(Data records)
****************

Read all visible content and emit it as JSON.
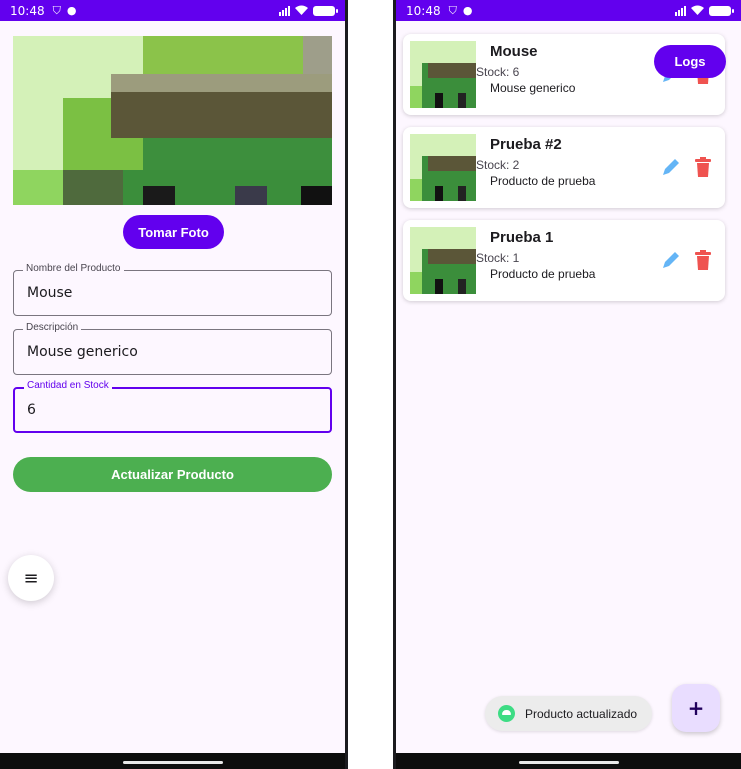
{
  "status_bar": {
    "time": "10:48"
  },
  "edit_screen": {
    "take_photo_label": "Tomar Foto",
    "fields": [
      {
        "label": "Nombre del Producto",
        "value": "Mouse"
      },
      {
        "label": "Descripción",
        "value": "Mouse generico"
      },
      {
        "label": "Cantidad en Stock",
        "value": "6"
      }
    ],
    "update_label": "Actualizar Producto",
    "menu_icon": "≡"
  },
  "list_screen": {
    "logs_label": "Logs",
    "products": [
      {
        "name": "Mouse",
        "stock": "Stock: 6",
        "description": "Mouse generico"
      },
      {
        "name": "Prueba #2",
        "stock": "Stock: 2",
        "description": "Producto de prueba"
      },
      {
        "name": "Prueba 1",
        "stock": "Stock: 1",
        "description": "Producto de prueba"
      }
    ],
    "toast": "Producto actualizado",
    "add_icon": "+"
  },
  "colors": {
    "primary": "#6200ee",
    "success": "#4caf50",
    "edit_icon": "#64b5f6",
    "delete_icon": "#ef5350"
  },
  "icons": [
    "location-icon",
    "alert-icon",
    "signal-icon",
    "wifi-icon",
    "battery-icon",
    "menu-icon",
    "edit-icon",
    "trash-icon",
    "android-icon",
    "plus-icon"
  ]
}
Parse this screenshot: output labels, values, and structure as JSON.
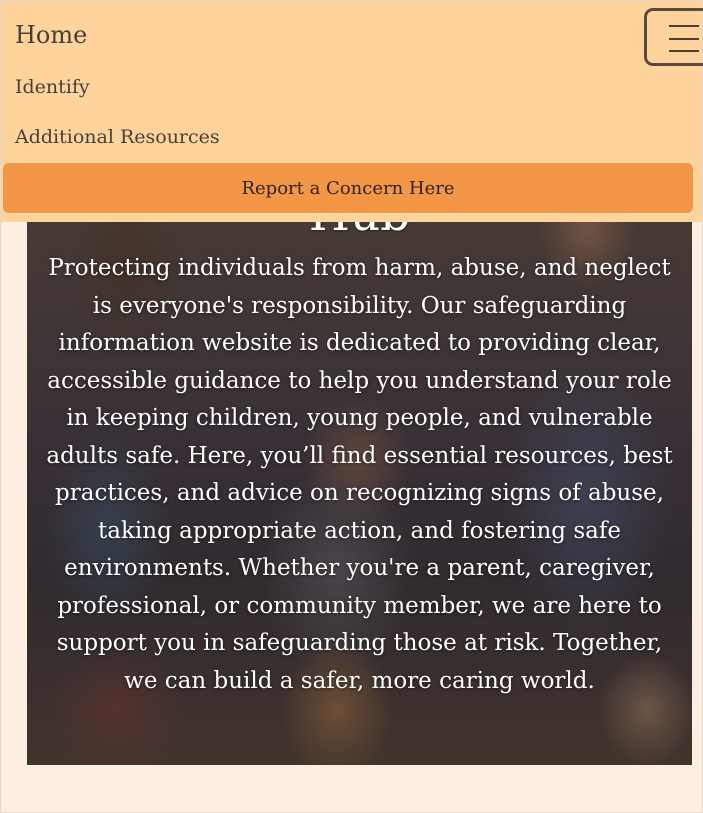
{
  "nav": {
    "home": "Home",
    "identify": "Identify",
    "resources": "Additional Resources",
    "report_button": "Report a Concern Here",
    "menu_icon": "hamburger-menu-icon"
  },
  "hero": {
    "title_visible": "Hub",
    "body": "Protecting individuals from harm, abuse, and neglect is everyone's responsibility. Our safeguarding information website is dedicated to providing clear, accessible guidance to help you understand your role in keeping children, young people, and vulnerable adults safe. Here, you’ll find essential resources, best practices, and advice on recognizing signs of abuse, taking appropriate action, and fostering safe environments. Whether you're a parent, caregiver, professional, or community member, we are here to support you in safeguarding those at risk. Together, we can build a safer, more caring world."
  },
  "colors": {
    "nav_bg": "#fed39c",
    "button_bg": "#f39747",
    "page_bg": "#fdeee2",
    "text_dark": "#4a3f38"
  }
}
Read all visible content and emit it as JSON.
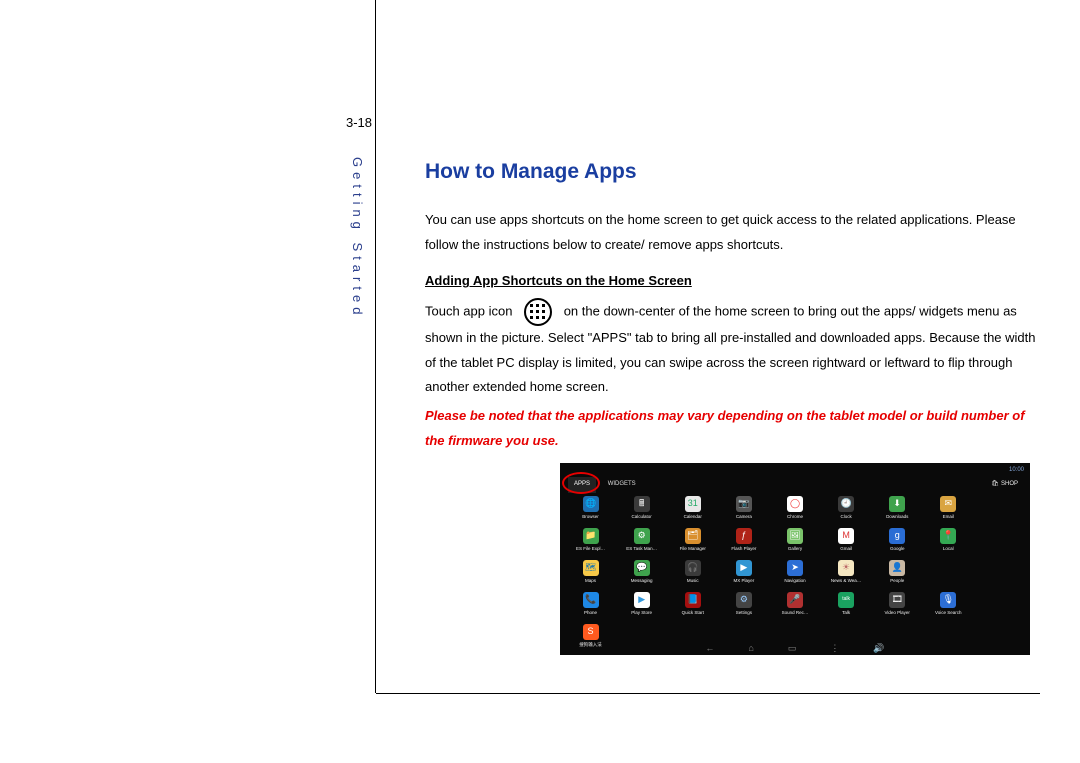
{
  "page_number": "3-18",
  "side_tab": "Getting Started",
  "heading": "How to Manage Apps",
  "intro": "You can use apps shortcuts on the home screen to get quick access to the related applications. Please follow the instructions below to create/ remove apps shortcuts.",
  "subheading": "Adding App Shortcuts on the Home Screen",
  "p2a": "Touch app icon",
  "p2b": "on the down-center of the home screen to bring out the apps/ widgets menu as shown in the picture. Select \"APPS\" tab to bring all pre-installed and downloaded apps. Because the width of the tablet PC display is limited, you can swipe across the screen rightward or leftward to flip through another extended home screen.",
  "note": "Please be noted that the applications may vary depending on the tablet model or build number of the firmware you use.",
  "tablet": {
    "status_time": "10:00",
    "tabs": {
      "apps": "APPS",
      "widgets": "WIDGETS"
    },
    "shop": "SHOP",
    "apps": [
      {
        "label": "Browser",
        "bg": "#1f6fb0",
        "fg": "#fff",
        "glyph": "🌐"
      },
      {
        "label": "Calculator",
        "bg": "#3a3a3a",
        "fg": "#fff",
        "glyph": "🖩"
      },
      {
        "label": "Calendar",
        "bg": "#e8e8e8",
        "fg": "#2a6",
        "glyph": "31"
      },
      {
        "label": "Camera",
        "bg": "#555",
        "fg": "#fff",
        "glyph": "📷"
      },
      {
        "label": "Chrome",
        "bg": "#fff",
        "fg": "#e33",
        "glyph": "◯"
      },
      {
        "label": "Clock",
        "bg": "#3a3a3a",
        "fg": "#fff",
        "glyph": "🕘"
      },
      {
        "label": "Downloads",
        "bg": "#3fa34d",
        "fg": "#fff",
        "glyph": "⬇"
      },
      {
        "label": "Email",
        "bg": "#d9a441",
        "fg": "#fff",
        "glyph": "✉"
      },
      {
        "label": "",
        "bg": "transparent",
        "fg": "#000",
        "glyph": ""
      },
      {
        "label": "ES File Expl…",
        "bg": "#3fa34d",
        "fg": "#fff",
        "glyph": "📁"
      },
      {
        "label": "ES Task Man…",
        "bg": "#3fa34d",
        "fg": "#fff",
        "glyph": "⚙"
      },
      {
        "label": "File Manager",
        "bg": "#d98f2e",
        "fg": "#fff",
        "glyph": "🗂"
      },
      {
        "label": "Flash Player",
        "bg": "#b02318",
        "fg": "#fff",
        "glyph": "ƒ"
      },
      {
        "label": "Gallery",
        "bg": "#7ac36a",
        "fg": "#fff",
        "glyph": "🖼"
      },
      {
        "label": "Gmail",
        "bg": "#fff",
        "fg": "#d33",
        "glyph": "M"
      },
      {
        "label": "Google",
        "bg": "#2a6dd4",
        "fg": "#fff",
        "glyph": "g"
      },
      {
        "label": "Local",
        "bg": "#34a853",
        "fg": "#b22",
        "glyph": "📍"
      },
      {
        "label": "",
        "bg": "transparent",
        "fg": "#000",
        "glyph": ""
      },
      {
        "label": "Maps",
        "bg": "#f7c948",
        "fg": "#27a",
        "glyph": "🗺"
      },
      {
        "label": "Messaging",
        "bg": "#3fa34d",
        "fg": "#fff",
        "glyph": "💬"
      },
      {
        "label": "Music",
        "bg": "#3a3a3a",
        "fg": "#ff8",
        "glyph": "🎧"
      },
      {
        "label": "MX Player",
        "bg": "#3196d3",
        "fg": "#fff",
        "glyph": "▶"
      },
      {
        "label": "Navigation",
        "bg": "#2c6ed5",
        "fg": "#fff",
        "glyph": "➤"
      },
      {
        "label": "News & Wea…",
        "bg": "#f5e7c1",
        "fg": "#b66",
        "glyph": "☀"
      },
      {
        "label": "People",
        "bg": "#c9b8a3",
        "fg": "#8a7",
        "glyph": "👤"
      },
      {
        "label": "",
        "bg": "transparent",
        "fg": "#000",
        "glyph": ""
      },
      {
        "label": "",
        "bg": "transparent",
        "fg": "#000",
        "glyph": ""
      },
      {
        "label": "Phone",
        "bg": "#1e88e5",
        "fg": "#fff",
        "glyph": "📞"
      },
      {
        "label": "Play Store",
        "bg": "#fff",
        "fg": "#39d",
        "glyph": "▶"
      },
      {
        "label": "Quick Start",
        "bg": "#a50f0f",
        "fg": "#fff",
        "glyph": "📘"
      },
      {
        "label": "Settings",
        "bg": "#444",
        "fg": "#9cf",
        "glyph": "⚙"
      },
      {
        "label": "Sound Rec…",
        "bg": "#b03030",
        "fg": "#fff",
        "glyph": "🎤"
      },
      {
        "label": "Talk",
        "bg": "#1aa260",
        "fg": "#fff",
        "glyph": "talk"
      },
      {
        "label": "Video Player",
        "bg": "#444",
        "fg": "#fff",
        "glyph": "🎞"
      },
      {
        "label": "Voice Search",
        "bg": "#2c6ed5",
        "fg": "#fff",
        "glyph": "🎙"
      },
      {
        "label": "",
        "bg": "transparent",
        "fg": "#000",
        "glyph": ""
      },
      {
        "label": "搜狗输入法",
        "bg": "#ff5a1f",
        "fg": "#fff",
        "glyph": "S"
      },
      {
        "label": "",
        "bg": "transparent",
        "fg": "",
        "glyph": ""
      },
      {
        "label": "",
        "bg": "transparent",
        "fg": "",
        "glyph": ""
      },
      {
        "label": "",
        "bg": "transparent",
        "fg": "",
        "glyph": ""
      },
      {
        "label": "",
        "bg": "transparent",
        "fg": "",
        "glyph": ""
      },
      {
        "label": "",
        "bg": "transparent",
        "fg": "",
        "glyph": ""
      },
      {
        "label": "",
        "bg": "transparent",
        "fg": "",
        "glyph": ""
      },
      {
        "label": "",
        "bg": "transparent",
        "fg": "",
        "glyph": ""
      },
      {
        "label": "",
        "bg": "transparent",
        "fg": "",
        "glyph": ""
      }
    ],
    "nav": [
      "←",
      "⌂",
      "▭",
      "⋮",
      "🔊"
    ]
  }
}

****************

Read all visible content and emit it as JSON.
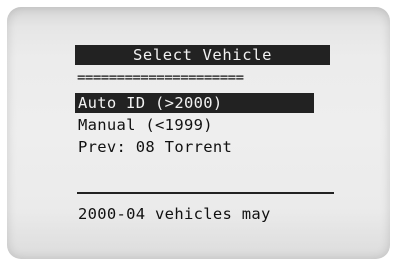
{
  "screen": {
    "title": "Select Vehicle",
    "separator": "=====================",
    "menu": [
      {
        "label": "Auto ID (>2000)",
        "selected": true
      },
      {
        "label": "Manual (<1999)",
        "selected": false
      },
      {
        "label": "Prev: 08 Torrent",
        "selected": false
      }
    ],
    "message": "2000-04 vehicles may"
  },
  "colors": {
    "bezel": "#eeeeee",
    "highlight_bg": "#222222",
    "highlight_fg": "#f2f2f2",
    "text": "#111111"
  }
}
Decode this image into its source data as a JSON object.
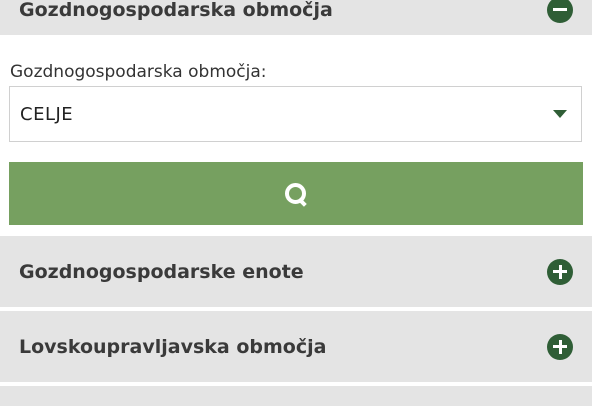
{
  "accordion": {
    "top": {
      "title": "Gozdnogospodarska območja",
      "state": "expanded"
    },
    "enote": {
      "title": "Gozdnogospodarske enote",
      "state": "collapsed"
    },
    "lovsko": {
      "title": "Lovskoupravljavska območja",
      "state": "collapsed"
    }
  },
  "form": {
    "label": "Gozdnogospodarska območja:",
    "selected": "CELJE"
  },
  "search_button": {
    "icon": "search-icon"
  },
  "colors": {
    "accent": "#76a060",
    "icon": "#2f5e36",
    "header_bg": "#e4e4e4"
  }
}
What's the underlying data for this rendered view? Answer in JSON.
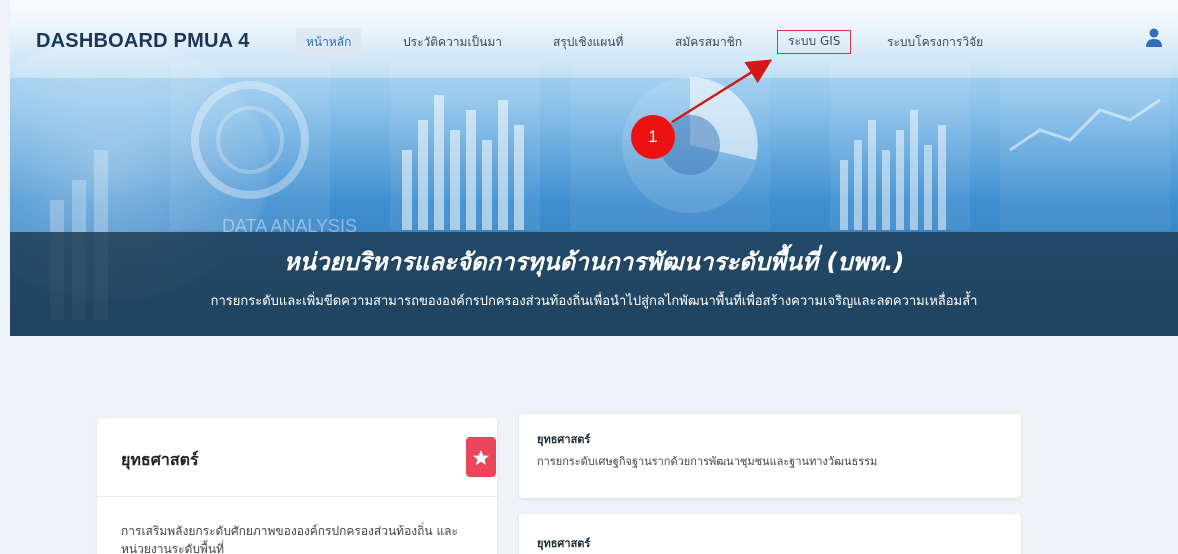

****************

Leave out the pictures and give again exactly the lines from the one with "Decode this image" through the one with "What's the underlying", and no others.

Decode this image into its source data as a JSON object.
{
  "accordion": {
    "top": {
      "title": "Gozdnogospodarska območja",
      "state": "expanded"
    },
    "enote": {
      "title": "Gozdnogospodarske enote",
      "state": "collapsed"
    },
    "lovsko": {
      "title": "Lovskoupravljavska območja",
      "state": "collapsed"
    }
  },
  "form": {
    "label": "Gozdnogospodarska območja:",
    "selected": "CELJE"
  },
  "search_button": {
    "icon": "search-icon"
  },
  "colors": {
    "accent": "#76a060",
    "icon": "#2f5e36",
    "header_bg": "#e4e4e4"
  }
}
What's the underlying data for this rendered view? Answer in JSON.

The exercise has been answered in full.